▶ [REQUIREMENT] Copy word for word the lines of the listing from the one containing "Point (294, 513, 316, 527)" through the one containing "Point (323, 395, 346, 409)", including both.

Layout element annotations
* * *
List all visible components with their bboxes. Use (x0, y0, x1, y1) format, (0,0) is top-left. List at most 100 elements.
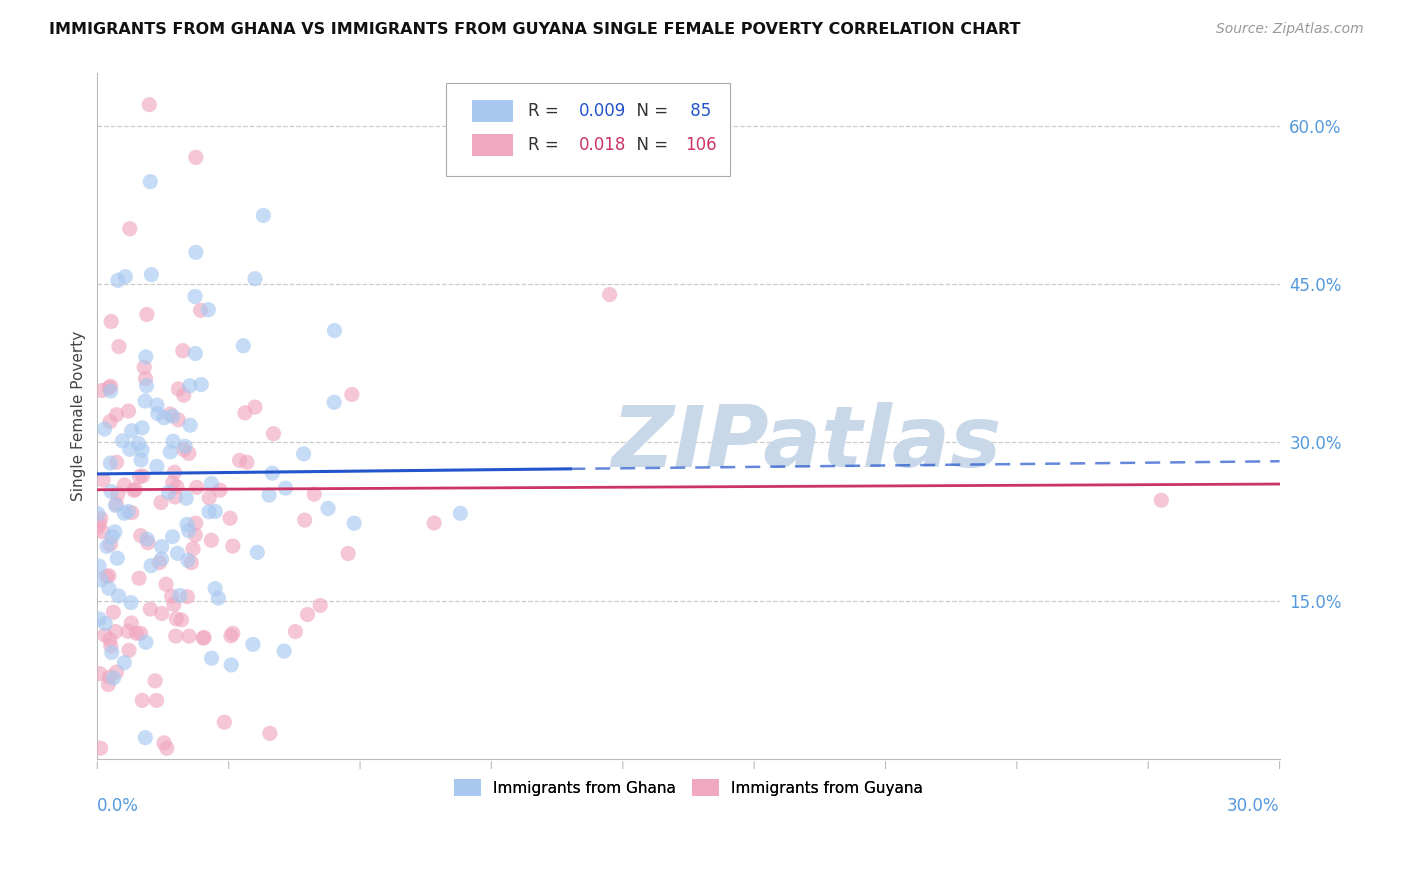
Point (294, 513, 316, 527)
Point (243, 400, 266, 414)
Point (165, 612, 187, 626)
Point (219, 657, 242, 672)
Point (96, 569, 118, 583)
Point (138, 97, 160, 112)
Point (284, 624, 307, 639)
Point (98, 670, 121, 684)
Point (118, 221, 141, 235)
Point (1150, 493, 1173, 508)
Point (129, 528, 152, 542)
Point (166, 480, 188, 494)
Point (125, 626, 148, 640)
Point (172, 343, 194, 358)
Point (117, 624, 139, 639)
Text: 30.0%: 30.0% (1227, 797, 1279, 814)
Point (100, 314, 122, 328)
Point (219, 629, 242, 643)
Point (162, 530, 184, 544)
Y-axis label: Single Female Poverty: Single Female Poverty (72, 331, 86, 501)
Point (177, 629, 200, 643)
Point (309, 599, 332, 613)
Point (150, 540, 173, 554)
Point (105, 665, 128, 679)
Point (252, 209, 274, 223)
Point (150, 552, 173, 566)
Point (176, 590, 198, 604)
Point (86, 521, 108, 535)
Point (323, 395, 346, 409)
Point (423, 516, 446, 530)
Text: R =: R = (527, 136, 564, 154)
Point (184, 289, 207, 303)
Point (184, 516, 207, 530)
Text: 0.018: 0.018 (578, 136, 626, 154)
Point (222, 539, 245, 553)
Point (107, 487, 129, 501)
Point (105, 497, 128, 511)
Point (112, 506, 135, 520)
Point (177, 524, 200, 538)
Point (163, 598, 186, 612)
Point (228, 453, 250, 467)
Text: 0.0%: 0.0% (97, 797, 139, 814)
Point (262, 466, 284, 480)
Point (162, 475, 184, 490)
Point (214, 715, 236, 730)
Point (124, 483, 146, 497)
Point (104, 524, 127, 539)
Point (89, 666, 111, 681)
Point (146, 459, 169, 474)
Point (200, 533, 222, 548)
FancyBboxPatch shape (446, 83, 730, 176)
Point (242, 637, 264, 651)
Point (89, 612, 111, 626)
Legend: Immigrants from Ghana, Immigrants from Guyana: Immigrants from Ghana, Immigrants from G… (447, 772, 929, 803)
Text: IMMIGRANTS FROM GHANA VS IMMIGRANTS FROM GUYANA SINGLE FEMALE POVERTY CORRELATIO: IMMIGRANTS FROM GHANA VS IMMIGRANTS FROM… (49, 22, 1021, 37)
Point (129, 626, 152, 640)
Point (96, 540, 118, 554)
Point (146, 407, 169, 421)
Point (104, 499, 127, 513)
Point (150, 495, 173, 509)
Point (184, 528, 207, 542)
Point (134, 731, 156, 745)
Point (219, 511, 242, 525)
Text: R =: R = (527, 102, 564, 120)
Point (146, 398, 169, 412)
Point (97, 582, 120, 596)
Point (105, 408, 128, 422)
Point (122, 483, 145, 498)
Point (104, 624, 127, 639)
Point (243, 271, 266, 285)
Point (153, 736, 176, 750)
Point (100, 456, 122, 470)
FancyBboxPatch shape (472, 100, 513, 121)
Point (160, 589, 183, 603)
Text: N =: N = (626, 102, 673, 120)
Point (246, 545, 269, 559)
Point (204, 582, 226, 596)
Text: Source: ZipAtlas.com: Source: ZipAtlas.com (1216, 22, 1364, 37)
Point (128, 571, 150, 585)
Point (98, 381, 121, 395)
Point (89, 559, 111, 574)
Point (222, 626, 245, 640)
Point (179, 378, 201, 392)
Point (179, 418, 201, 433)
Point (94, 616, 117, 631)
Point (93, 422, 115, 436)
Point (162, 409, 184, 424)
Point (173, 442, 195, 457)
Point (89, 516, 111, 531)
Point (343, 516, 366, 531)
Point (91, 473, 114, 487)
Point (91, 524, 114, 539)
Text: 106: 106 (685, 136, 717, 154)
Point (108, 340, 131, 354)
Point (150, 607, 173, 621)
Point (90, 741, 112, 756)
Point (157, 485, 180, 500)
Point (139, 175, 162, 189)
Point (121, 506, 143, 520)
Point (186, 480, 208, 494)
* * *
▶ [THE RESULT]
Point (294, 513, 316, 527)
Point (243, 400, 266, 414)
Point (165, 612, 187, 626)
Point (219, 657, 242, 672)
Point (96, 569, 118, 583)
Point (138, 97, 160, 112)
Point (284, 624, 307, 639)
Point (98, 670, 121, 684)
Point (118, 221, 141, 235)
Point (1150, 493, 1173, 508)
Point (129, 528, 152, 542)
Point (166, 480, 188, 494)
Point (125, 626, 148, 640)
Point (172, 343, 194, 358)
Point (117, 624, 139, 639)
Text: 30.0%: 30.0% (1227, 797, 1279, 814)
Point (100, 314, 122, 328)
Point (219, 629, 242, 643)
Point (162, 530, 184, 544)
Y-axis label: Single Female Poverty: Single Female Poverty (72, 331, 86, 501)
Point (177, 629, 200, 643)
Point (309, 599, 332, 613)
Point (150, 540, 173, 554)
Point (105, 665, 128, 679)
Point (252, 209, 274, 223)
Point (150, 552, 173, 566)
Point (176, 590, 198, 604)
Point (86, 521, 108, 535)
Point (323, 395, 346, 409)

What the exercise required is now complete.